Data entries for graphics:
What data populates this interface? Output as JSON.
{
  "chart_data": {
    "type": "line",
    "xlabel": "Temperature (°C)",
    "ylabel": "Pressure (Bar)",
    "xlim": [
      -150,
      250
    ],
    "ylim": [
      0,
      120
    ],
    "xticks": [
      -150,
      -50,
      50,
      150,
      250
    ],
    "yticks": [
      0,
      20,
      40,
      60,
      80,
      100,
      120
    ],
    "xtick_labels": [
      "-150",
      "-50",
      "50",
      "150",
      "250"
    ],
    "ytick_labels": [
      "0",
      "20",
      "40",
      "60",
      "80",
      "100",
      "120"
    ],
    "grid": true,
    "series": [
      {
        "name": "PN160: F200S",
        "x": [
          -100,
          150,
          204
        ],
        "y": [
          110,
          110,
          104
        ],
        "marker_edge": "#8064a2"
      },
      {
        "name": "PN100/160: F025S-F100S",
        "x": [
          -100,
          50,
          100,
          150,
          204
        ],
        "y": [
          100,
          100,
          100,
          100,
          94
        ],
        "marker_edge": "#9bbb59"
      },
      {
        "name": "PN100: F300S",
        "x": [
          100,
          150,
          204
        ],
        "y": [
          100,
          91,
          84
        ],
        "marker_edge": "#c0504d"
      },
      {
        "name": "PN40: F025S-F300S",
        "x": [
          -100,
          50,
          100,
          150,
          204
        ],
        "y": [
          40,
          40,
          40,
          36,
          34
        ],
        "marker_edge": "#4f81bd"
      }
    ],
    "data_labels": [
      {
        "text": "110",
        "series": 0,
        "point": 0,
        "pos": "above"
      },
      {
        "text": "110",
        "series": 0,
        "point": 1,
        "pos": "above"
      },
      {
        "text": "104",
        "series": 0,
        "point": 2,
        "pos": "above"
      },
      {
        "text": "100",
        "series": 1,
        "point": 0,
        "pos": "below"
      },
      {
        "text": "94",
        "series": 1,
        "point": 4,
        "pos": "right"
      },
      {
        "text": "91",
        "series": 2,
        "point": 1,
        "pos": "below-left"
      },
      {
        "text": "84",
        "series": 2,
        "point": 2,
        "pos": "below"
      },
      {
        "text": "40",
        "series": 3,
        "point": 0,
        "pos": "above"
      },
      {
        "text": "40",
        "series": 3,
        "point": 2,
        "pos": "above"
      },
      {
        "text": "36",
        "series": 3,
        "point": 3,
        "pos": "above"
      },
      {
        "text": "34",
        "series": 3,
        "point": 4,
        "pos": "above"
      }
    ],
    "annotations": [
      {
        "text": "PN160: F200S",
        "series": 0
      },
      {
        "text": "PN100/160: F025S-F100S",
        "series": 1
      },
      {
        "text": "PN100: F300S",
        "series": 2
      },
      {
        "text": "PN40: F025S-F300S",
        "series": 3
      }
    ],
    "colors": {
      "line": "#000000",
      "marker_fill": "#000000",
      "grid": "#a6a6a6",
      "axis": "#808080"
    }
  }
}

---

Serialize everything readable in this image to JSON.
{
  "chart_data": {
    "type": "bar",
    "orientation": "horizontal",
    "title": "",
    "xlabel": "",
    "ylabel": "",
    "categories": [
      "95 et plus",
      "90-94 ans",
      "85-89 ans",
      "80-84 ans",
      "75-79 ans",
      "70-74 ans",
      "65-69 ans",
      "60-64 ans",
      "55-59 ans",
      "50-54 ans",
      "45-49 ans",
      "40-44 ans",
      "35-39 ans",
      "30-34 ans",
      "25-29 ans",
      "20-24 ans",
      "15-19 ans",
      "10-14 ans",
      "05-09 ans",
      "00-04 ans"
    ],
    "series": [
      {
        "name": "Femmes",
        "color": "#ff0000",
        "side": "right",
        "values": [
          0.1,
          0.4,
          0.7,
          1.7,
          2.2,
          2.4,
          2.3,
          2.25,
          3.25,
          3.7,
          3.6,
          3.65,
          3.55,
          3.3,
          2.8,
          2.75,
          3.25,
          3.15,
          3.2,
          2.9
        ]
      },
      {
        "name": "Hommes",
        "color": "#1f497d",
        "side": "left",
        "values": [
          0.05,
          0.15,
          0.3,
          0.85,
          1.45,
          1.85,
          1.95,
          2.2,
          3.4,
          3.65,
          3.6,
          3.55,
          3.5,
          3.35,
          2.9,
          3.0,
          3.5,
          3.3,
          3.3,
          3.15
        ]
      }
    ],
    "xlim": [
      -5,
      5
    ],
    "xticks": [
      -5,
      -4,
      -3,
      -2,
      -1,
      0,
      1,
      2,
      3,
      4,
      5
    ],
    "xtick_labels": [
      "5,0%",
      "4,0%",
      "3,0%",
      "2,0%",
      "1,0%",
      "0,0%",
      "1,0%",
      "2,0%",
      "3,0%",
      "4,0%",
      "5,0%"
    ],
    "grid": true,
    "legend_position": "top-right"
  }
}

---

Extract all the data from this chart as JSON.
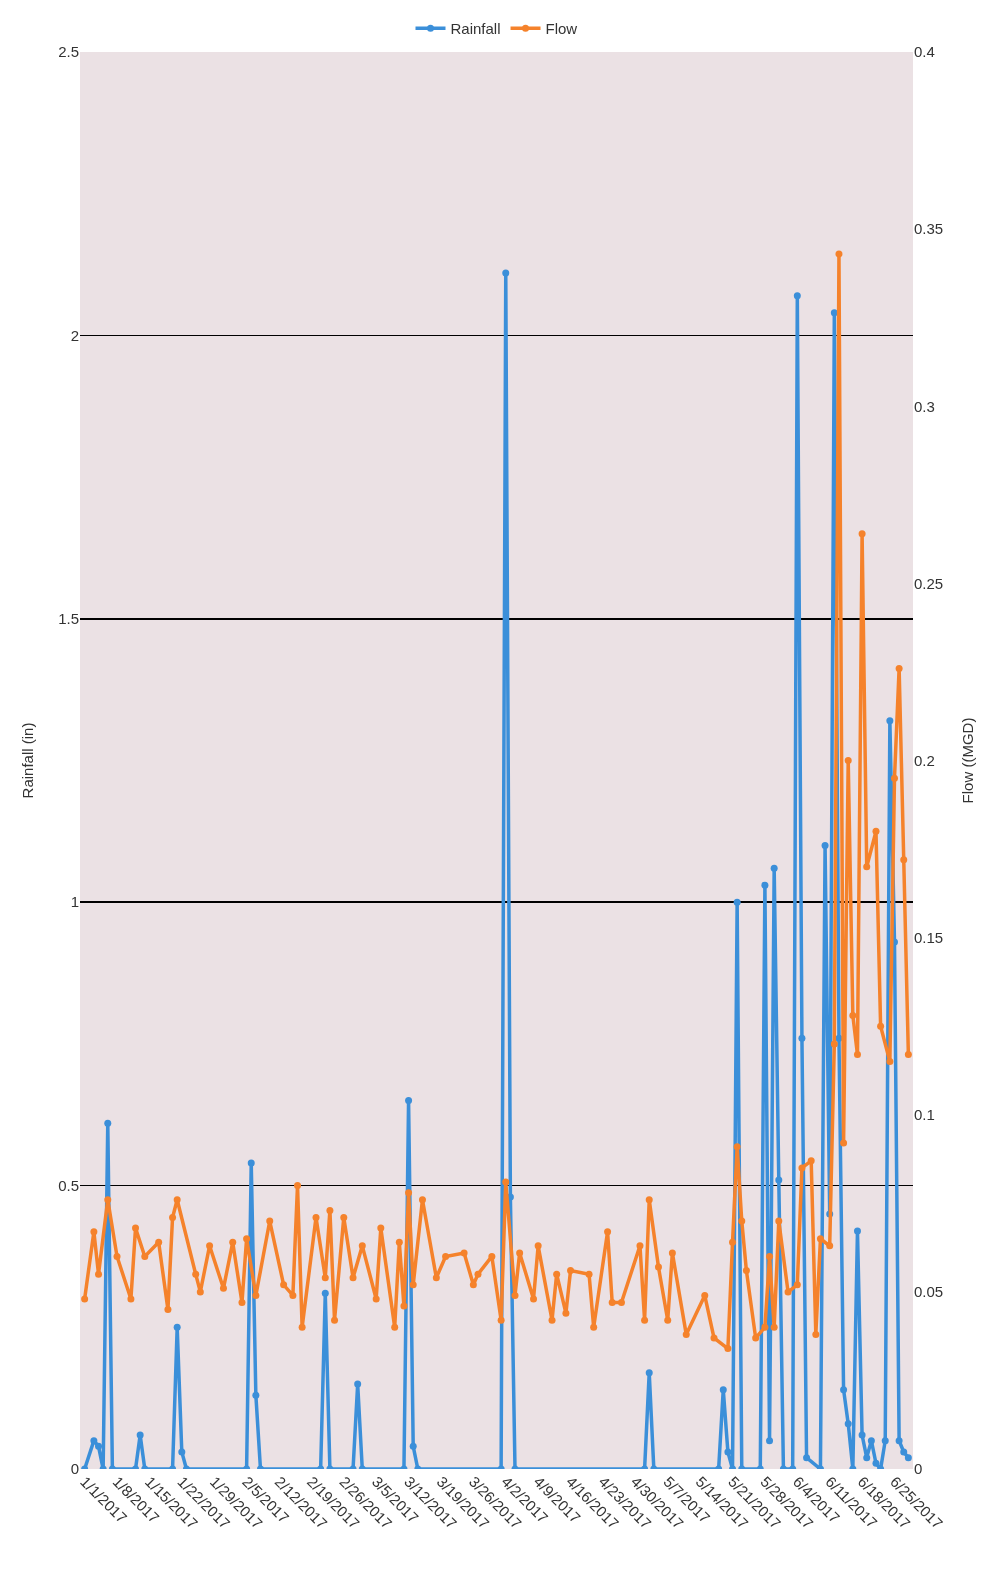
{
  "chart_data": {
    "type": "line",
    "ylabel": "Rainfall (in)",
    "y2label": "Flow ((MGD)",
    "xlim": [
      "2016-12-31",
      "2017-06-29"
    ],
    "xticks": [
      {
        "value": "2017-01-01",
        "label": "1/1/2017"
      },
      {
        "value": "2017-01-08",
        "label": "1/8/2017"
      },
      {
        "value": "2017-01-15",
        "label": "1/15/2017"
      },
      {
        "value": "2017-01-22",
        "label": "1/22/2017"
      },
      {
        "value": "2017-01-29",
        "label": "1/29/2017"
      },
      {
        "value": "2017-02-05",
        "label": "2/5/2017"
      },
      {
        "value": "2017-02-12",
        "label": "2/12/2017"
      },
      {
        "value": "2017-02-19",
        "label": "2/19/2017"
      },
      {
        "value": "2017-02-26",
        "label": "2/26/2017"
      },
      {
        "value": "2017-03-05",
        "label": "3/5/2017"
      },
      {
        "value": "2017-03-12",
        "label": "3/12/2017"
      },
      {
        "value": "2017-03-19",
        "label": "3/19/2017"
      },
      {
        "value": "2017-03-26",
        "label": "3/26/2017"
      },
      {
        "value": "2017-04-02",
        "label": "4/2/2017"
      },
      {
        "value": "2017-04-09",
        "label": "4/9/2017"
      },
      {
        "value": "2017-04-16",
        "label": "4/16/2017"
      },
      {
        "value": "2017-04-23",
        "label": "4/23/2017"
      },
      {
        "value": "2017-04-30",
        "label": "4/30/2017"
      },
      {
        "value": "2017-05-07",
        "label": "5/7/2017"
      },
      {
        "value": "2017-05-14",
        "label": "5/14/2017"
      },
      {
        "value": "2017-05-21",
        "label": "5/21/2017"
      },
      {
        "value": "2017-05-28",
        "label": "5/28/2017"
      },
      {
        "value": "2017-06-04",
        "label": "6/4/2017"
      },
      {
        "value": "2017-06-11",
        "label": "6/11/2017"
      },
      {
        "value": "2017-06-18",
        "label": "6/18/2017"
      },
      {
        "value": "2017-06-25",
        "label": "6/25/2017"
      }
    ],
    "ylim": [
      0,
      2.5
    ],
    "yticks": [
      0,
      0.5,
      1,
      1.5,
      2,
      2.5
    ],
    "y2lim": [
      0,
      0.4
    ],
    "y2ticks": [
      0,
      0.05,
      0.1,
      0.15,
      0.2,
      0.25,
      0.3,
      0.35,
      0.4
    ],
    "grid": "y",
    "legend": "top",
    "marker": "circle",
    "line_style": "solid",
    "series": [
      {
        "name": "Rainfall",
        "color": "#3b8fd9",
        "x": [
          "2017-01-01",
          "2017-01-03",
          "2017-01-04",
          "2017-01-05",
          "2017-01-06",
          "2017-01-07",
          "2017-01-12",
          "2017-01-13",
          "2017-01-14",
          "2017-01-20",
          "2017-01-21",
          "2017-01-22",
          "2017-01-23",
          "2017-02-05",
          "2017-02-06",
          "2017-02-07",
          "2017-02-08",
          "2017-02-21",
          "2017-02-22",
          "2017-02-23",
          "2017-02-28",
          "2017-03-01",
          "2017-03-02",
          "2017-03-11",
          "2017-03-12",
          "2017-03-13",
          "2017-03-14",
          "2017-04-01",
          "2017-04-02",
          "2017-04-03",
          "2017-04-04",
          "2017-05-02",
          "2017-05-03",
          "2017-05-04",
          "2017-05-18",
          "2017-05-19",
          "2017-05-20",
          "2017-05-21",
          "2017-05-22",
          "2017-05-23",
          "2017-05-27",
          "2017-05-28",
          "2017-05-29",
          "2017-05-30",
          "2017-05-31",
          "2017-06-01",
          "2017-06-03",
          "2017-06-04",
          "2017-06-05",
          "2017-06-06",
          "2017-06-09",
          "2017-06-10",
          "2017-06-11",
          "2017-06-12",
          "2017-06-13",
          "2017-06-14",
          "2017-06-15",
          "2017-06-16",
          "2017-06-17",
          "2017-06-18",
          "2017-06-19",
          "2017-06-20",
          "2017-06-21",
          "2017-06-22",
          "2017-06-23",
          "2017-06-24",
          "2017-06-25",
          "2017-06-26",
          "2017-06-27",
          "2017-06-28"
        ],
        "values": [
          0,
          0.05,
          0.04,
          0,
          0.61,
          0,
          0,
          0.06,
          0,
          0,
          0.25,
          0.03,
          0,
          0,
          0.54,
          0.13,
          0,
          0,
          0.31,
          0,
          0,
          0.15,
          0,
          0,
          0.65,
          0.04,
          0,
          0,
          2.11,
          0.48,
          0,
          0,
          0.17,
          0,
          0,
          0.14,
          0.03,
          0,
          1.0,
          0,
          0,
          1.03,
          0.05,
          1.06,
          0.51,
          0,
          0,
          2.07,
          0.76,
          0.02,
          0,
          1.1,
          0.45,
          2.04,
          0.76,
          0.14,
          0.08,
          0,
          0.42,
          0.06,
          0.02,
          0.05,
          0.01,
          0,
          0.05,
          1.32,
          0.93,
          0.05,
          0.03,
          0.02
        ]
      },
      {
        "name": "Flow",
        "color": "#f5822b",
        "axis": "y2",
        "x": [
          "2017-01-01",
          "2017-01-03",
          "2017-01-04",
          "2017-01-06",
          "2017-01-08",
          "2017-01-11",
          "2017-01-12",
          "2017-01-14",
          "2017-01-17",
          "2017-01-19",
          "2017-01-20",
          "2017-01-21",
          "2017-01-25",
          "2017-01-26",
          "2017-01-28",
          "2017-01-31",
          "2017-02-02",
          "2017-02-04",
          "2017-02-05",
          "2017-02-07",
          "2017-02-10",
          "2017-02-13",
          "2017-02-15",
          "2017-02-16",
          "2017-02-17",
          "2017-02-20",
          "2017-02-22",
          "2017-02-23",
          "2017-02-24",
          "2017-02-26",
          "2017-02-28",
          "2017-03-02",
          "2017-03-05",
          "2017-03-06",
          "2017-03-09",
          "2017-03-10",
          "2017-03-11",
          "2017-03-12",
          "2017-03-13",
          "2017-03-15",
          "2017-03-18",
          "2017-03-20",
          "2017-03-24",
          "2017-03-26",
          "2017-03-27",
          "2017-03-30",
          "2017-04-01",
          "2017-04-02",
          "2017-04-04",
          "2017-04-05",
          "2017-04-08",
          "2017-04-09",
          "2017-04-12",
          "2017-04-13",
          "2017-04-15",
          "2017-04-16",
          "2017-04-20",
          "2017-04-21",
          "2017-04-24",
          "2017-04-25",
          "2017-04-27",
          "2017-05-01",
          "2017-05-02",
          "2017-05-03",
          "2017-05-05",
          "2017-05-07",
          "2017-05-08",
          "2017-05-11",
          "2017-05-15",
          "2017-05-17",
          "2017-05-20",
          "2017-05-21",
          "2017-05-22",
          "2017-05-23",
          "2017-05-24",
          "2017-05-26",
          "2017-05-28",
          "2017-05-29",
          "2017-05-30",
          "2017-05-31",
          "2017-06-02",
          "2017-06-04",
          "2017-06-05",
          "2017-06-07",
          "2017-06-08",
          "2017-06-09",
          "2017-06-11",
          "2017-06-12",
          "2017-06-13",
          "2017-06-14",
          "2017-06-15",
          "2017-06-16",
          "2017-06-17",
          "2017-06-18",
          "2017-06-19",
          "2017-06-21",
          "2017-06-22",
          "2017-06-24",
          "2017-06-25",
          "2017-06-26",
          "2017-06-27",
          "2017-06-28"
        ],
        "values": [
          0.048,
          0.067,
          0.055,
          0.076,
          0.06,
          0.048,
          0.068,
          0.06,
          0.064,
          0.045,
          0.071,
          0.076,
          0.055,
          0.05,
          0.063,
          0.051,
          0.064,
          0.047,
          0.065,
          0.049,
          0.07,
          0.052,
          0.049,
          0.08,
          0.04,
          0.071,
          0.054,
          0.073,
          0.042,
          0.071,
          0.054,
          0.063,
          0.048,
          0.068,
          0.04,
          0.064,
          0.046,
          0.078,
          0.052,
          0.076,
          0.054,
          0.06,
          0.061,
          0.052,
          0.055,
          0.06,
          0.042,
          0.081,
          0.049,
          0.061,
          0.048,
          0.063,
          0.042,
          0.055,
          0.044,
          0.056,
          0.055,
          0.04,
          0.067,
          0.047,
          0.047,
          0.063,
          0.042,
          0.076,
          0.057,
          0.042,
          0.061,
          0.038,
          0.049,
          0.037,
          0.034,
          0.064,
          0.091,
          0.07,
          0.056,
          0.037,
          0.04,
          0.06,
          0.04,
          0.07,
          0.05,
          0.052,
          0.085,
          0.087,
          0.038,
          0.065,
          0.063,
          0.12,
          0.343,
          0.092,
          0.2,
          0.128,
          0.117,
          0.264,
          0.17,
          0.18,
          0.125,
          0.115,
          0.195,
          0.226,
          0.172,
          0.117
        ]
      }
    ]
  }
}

* **What the task asks**
Which lines of the material contain the string "name"? List each of them.

* **Correct response**
        "name": "PN160: F200S",
        "name": "PN100/160: F025S-F100S",
        "name": "PN100: F300S",
        "name": "PN40: F025S-F300S",
        "name": "Femmes",
        "name": "Hommes",
        "name": "Rainfall",
        "name": "Flow",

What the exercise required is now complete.